### WHAT YOU HAVE TO DO
Check each line of the records below and collect those holding "дождевальной".

-- Start of DATA SECTION --

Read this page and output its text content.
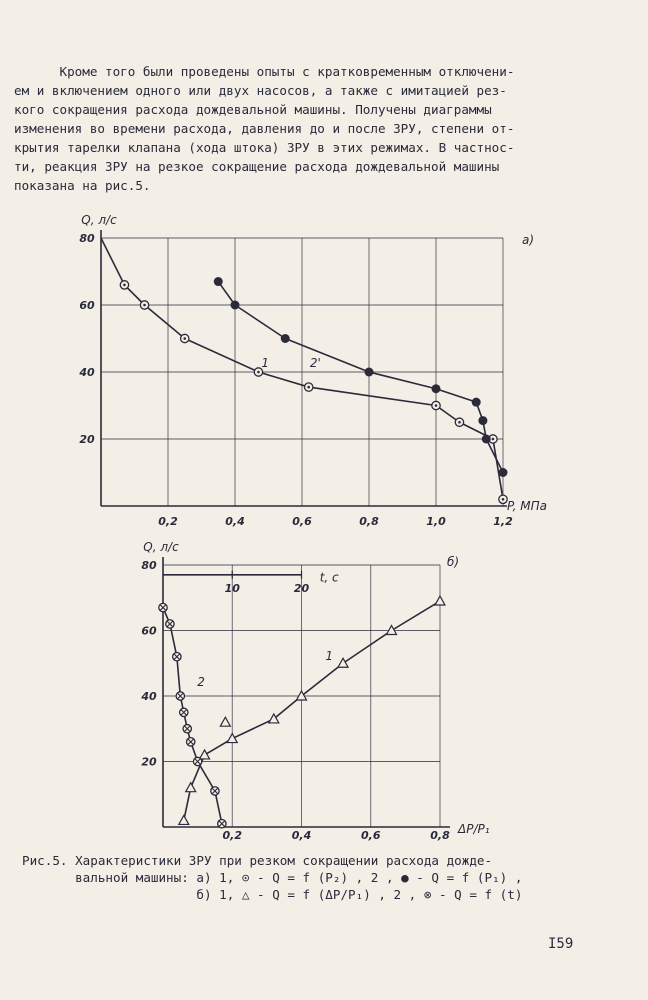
Кроме того были проведены опыты с кратковременным отключени-
ем и включением одного или двух насосов, а также с имитацией рез-
кого сокращения расхода дождевальной машины. Получены диаграммы
изменения во времени расхода, давления до и после ЗРУ, степени от-
крытия тарелки клапана (хода штока) ЗРУ в этих режимах. В частнос-
ти, реакция ЗРУ на резкое сокращение расхода дождевальной машины
показана на рис.5.
0,2	0,4	0,6	0,8	1,0	1,2
20
40
60
80
Q, л/с
P, МПа
а)
1	2'
10	20
t, c
0,2	0,4	0,6	0,8
20
40
60
80
Q, л/с
ΔP/P₁
б)
1
2
Рис.5. Характеристики ЗРУ при резком сокращении расхода дожде-
вальной машины: а) 1, ⊙ - Q = f (P₂) , 2 , ● - Q = f (P₁) ,
б) 1, △ - Q = f (ΔP/P₁) , 2 , ⊗ - Q = f (t)
I59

-- End of DATA SECTION --

### ANSWER TO THIS PROBLEM
кого сокращения расхода дождевальной машины. Получены диаграммы
ти, реакция ЗРУ на резкое сокращение расхода дождевальной машины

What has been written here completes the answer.